• _REQUIRED WORK_
From the line containing "Convert this document image to plain text." to the end of the listing, write out every line exactly; leave out everything else.

• _DATA PROVIDED_
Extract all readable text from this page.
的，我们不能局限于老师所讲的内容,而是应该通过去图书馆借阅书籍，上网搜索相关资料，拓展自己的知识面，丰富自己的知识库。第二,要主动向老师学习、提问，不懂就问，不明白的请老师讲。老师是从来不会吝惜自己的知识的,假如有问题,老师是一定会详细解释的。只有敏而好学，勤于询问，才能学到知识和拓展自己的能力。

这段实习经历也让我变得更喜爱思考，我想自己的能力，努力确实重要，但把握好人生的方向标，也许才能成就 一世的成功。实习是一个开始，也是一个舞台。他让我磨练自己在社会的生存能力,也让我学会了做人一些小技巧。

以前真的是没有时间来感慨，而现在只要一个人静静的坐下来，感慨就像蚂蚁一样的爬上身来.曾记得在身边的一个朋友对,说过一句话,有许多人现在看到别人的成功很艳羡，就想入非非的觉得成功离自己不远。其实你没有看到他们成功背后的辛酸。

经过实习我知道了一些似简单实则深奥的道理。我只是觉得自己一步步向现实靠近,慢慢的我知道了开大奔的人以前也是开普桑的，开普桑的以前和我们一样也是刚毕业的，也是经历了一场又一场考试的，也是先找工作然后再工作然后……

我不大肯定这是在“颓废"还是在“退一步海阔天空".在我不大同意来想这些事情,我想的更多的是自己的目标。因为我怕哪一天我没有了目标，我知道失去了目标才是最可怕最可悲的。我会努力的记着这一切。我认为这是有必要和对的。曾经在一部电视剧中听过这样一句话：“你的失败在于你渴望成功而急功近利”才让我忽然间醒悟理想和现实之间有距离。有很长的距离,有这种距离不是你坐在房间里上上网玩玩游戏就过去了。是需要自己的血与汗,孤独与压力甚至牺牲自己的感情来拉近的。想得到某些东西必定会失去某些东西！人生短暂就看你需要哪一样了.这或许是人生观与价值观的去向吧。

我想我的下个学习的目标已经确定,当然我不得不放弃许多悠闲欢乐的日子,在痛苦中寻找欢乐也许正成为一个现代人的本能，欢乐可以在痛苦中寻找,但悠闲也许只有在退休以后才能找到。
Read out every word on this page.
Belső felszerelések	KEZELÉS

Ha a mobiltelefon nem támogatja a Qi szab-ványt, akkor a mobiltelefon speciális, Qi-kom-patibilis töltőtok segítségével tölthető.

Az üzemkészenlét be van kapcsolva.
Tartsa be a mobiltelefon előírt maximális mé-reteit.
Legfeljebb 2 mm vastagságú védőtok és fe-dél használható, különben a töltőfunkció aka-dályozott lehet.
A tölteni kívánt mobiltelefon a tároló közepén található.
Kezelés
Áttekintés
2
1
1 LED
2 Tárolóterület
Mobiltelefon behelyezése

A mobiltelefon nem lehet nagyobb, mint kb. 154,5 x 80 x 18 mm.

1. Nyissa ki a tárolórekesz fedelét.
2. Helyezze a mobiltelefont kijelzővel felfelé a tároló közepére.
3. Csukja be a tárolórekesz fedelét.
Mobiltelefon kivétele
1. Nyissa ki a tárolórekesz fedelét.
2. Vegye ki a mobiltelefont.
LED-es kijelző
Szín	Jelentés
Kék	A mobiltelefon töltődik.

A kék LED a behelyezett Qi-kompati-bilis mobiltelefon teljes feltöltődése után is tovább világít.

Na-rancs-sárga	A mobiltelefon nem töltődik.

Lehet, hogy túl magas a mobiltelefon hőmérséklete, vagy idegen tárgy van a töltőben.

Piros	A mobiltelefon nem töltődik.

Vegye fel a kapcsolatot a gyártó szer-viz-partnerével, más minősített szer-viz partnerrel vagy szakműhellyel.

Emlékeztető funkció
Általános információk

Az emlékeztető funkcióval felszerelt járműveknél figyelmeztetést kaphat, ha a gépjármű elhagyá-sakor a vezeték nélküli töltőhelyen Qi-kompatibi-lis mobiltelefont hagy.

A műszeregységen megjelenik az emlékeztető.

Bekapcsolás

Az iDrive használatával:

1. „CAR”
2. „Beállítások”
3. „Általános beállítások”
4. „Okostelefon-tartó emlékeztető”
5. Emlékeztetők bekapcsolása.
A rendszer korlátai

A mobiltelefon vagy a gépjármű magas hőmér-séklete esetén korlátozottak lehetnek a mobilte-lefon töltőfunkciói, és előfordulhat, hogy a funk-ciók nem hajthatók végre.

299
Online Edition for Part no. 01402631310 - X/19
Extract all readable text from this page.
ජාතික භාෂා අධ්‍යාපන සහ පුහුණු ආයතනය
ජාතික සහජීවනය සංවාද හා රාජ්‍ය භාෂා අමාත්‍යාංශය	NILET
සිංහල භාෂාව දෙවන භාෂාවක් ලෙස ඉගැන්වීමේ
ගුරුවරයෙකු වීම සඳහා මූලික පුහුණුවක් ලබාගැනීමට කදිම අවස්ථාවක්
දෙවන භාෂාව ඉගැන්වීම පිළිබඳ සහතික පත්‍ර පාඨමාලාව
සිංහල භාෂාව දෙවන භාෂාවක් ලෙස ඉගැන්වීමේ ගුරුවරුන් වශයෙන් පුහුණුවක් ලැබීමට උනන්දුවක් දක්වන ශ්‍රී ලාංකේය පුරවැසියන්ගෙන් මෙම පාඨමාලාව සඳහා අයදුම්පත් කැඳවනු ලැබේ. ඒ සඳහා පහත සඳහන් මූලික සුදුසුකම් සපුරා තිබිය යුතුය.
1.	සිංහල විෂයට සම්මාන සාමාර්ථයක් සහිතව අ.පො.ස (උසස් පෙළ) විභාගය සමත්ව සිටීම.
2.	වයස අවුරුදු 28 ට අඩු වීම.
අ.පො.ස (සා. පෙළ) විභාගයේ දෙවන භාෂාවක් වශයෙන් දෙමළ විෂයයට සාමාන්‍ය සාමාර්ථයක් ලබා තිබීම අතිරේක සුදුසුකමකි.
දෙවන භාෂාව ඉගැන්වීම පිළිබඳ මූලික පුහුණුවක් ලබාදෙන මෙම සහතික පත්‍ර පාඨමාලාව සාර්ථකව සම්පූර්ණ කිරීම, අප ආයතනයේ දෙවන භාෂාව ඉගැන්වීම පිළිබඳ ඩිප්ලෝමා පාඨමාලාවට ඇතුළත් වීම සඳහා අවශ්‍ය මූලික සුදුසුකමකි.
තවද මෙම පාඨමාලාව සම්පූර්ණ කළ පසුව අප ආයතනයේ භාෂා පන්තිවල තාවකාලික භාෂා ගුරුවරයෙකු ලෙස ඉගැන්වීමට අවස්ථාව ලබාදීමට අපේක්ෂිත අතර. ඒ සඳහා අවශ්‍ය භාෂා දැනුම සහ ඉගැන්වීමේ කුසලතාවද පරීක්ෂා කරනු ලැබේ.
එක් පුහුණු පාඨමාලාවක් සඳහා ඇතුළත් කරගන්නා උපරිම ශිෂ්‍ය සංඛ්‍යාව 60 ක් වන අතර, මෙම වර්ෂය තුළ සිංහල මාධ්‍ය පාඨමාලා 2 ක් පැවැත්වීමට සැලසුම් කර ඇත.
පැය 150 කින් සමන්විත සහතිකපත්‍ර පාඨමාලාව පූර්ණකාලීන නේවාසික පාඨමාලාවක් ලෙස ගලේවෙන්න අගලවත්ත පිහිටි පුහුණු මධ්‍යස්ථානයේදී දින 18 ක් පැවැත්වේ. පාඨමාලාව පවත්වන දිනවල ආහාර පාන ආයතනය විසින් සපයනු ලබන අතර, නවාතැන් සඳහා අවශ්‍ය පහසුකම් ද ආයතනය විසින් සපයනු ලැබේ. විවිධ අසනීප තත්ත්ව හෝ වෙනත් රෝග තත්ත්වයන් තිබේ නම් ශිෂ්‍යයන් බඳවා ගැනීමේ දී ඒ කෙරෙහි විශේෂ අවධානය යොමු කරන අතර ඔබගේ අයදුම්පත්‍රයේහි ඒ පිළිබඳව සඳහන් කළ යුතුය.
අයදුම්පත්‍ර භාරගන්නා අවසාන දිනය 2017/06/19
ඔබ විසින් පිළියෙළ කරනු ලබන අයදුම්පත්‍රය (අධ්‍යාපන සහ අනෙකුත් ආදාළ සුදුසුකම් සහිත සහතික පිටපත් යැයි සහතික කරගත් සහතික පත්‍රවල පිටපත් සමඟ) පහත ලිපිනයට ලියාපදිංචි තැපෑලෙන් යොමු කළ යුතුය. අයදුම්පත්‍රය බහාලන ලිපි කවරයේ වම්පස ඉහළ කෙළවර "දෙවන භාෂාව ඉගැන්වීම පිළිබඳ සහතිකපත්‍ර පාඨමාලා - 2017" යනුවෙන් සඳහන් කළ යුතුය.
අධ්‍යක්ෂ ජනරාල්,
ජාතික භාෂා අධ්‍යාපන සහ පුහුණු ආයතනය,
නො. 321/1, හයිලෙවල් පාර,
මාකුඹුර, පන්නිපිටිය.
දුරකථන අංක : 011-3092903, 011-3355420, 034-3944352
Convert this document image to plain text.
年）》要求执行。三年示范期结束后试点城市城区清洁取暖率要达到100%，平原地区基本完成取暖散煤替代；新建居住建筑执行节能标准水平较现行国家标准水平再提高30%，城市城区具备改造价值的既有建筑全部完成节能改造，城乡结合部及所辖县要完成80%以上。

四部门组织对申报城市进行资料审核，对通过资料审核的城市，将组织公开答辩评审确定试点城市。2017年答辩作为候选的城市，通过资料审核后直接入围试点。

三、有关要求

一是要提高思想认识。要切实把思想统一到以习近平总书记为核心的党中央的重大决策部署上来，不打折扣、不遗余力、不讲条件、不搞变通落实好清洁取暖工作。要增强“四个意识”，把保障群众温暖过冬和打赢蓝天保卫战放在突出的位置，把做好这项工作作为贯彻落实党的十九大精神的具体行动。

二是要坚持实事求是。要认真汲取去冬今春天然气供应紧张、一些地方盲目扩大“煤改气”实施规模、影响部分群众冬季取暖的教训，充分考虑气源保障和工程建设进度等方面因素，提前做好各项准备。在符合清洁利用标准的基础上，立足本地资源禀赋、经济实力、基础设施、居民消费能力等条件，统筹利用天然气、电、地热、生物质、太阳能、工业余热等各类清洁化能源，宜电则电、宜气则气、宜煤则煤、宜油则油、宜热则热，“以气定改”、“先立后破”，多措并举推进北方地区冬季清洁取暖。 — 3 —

• _RESPONSE TO THIS TASK_
Convert this document image to plain text.
年）》要求执行。三年示范期结束后试点城市城区清洁取暖率要达到100%，平原地区基本完成取暖散煤替代；新建居住建筑执行节能标准水平较现行国家标准水平再提高30%，城市城区具备改造价值的既有建筑全部完成节能改造，城乡结合部及所辖县要完成80%以上。

四部门组织对申报城市进行资料审核，对通过资料审核的城市，将组织公开答辩评审确定试点城市。2017年答辩作为候选的城市，通过资料审核后直接入围试点。

三、有关要求

一是要提高思想认识。要切实把思想统一到以习近平总书记为核心的党中央的重大决策部署上来，不打折扣、不遗余力、不讲条件、不搞变通落实好清洁取暖工作。要增强“四个意识”，把保障群众温暖过冬和打赢蓝天保卫战放在突出的位置，把做好这项工作作为贯彻落实党的十九大精神的具体行动。

二是要坚持实事求是。要认真汲取去冬今春天然气供应紧张、一些地方盲目扩大“煤改气”实施规模、影响部分群众冬季取暖的教训，充分考虑气源保障和工程建设进度等方面因素，提前做好各项准备。在符合清洁利用标准的基础上，立足本地资源禀赋、经济实力、基础设施、居民消费能力等条件，统筹利用天然气、电、地热、生物质、太阳能、工业余热等各类清洁化能源，宜电则电、宜气则气、宜煤则煤、宜油则油、宜热则热，“以气定改”、“先立后破”，多措并举推进北方地区冬季清洁取暖。 — 3 —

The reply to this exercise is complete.